This is not surprising – organisations build their IT infrastructures (and their IT teams) to deliver against business objectives, such as satisfied, more profitable customers. Most IT teams do not also contain extensive cyber security skills and competences; even where they do, the challenge of keeping those skills current and knowledge up-to-date for the most recent attack vectors and security requirements is substantial.

That’s fine because, luckily, cyber security skills and competences are readily available from specialist cyber security companies – such as my company, IT Governance Ltd. More importantly, these skills are available in a highly focused format: the cyber security risk assessment: a three-day exercise that is designed to analyse and assess the gap between what an organisation actually does and established good practice (such as the UK Government’s 10 Steps to Cyber Security), and to provide a clearly articulated action plan that will lead the organisation quickly to a more secure position.

Cyber attacks on business soar!

Monday, April 22nd, 2013

In a (hastily withdrawn because published ahead of its official release date) news article describing the findings of the Information Security Breaches Survey 2013, the UK’s Department for Business, Innovation and Skills (BIS) will tomorrow (Tuesday 23 April) report that 87% of small firms in the UK experienced a security breach last year, and that 93% of large firms had also been targeted. Some of the incidents caused more than £1 million in damages. The median number of breaches suffered by large organisations rose from 71 to 113 and, for small firms, from 11 to 17.

UK firms are clearly not doing a good job of preparing for or responding to cyber attacks.

Document structure recognition data

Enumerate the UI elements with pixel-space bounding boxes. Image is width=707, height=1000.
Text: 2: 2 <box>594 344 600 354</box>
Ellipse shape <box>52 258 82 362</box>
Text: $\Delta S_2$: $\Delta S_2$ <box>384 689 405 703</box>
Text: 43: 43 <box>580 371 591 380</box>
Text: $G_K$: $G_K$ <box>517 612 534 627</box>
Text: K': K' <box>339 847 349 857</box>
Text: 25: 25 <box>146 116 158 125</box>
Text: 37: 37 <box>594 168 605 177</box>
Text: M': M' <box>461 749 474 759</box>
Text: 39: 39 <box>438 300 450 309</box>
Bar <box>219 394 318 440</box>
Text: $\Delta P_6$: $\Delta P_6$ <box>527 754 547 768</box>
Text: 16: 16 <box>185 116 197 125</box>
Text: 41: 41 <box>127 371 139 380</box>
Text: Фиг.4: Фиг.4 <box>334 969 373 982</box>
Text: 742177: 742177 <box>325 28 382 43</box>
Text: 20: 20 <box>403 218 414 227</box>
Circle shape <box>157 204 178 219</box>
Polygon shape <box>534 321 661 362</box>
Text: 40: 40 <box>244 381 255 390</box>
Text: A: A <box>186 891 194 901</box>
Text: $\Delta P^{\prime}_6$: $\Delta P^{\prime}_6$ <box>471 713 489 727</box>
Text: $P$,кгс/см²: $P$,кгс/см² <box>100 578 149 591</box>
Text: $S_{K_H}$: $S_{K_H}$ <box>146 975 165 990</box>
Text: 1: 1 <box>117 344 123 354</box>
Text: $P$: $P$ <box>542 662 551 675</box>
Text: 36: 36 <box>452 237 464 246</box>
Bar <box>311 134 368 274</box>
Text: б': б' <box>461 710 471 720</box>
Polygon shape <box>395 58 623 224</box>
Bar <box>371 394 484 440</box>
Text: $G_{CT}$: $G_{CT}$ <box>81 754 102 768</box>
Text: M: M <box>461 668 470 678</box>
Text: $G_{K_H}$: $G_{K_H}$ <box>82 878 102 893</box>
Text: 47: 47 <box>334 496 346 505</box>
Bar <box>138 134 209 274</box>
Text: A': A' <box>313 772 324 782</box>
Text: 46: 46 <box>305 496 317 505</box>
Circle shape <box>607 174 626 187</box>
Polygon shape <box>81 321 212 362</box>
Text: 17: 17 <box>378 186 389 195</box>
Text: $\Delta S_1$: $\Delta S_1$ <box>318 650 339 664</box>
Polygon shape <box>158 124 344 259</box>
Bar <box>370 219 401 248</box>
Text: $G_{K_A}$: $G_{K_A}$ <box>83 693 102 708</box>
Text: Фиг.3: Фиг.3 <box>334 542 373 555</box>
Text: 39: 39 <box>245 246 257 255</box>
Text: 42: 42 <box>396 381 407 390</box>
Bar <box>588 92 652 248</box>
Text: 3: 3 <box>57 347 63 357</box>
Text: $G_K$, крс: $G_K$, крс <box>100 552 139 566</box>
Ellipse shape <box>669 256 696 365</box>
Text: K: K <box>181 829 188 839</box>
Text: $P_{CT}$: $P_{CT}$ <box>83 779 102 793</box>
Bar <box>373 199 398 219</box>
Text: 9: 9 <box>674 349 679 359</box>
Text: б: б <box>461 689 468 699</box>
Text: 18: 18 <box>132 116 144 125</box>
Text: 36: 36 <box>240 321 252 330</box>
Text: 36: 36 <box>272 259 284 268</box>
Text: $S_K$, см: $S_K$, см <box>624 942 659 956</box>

* _Exercises to complete_:
**A)** Summarize the cyber security passage in two sentences.
**B)** Write the next part of the cyber security passage, continuing after its final sentence.
None of the tasks needs the rows.

* _Results by task_:
**A)** Most IT teams lack extensive cyber security skills, but specialist companies offer them through a three-day cyber security risk assessment that measures the gap between an organization's practice and established good practice and gives a clear action plan. A BIS news article on the Information Security Breaches Survey 2013 reported that 87% of small UK firms suffered a security breach last year and 93% of large firms were targeted, which shows that UK firms are not preparing for or responding to cyber attacks well.

**B)**
The UK’s Universities and Science Minister will apparently say tomorrow:

“Companies are more at risk than ever of having their cyber security compromised, in particular small businesses, and no sector is immune from attack. But there are simple steps that can be taken to prevent the majority of incidents.”

I agree. There are simple steps that can be taken to prevent the majority of incidents. Step 1 is to find the open windows in your network, and close them. This means that the first and most basic cyber security step is to identify cyber vulnerabilities in your Internet connections and websites – and then to patch them. This is relatively straightforward – an externally-commissioned vulnerability and penetration test (and there are easy-to-purchase, fixed price penetration testing packages available, as well as more customised services) will give you all the information that you need, both about vulnerabilities and what you need to patch them – but you need to commission such a test as fast as possible.

You could read this Green Paper on penetration testing and ISo27001 – but cyber-attackers aren’t about to slow down their activity – so you’ve got to start getting ahead – the faster you check your basic security, the faster you’re able to take remediation action to protect yourself and your valuable corporate assets.



Small & Medium Businesses continue to be cybercrime targets

Wednesday, April 10th, 2013

Symantec’s most recent National Small Business Survey says the following:

  1. In 2011, over three-quarters of small businesses had a security breach;
  2. The average cost of a security breach was £15k – £30k;
  3. 1 in 20 breaches les to business disruption of between a week and a month;
  4. 83% of small businesses have no formal cyber-security plan.;
  5. Half of attacks targeted SMBs.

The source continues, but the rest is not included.